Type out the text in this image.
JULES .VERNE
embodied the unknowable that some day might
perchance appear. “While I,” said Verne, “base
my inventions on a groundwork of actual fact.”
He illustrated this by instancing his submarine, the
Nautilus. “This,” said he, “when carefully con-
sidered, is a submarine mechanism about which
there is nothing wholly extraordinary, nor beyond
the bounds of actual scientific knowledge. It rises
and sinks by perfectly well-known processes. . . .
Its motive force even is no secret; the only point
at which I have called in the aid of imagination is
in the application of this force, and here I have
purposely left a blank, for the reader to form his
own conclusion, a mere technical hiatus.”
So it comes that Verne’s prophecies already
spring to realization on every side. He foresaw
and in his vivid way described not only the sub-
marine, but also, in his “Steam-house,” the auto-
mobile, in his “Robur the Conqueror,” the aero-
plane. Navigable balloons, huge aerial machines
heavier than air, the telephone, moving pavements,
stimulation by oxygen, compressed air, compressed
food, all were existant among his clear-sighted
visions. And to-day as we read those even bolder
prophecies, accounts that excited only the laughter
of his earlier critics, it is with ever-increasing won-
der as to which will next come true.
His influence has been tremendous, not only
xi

——

> Aim of the task
Extract all of the data exactly as written.

> Answer to this problem
Type out the text in this image.
JULES .VERNE
embodied the unknowable that some day might
perchance appear. “While I,” said Verne, “base
my inventions on a groundwork of actual fact.”
He illustrated this by instancing his submarine, the
Nautilus. “This,” said he, “when carefully con-
sidered, is a submarine mechanism about which
there is nothing wholly extraordinary, nor beyond
the bounds of actual scientific knowledge. It rises
and sinks by perfectly well-known processes. . . .
Its motive force even is no secret; the only point
at which I have called in the aid of imagination is
in the application of this force, and here I have
purposely left a blank, for the reader to form his
own conclusion, a mere technical hiatus.”
So it comes that Verne’s prophecies already
spring to realization on every side. He foresaw
and in his vivid way described not only the sub-
marine, but also, in his “Steam-house,” the auto-
mobile, in his “Robur the Conqueror,” the aero-
plane. Navigable balloons, huge aerial machines
heavier than air, the telephone, moving pavements,
stimulation by oxygen, compressed air, compressed
food, all were existant among his clear-sighted
visions. And to-day as we read those even bolder
prophecies, accounts that excited only the laughter
of his earlier critics, it is with ever-increasing won-
der as to which will next come true.
His influence has been tremendous, not only
xi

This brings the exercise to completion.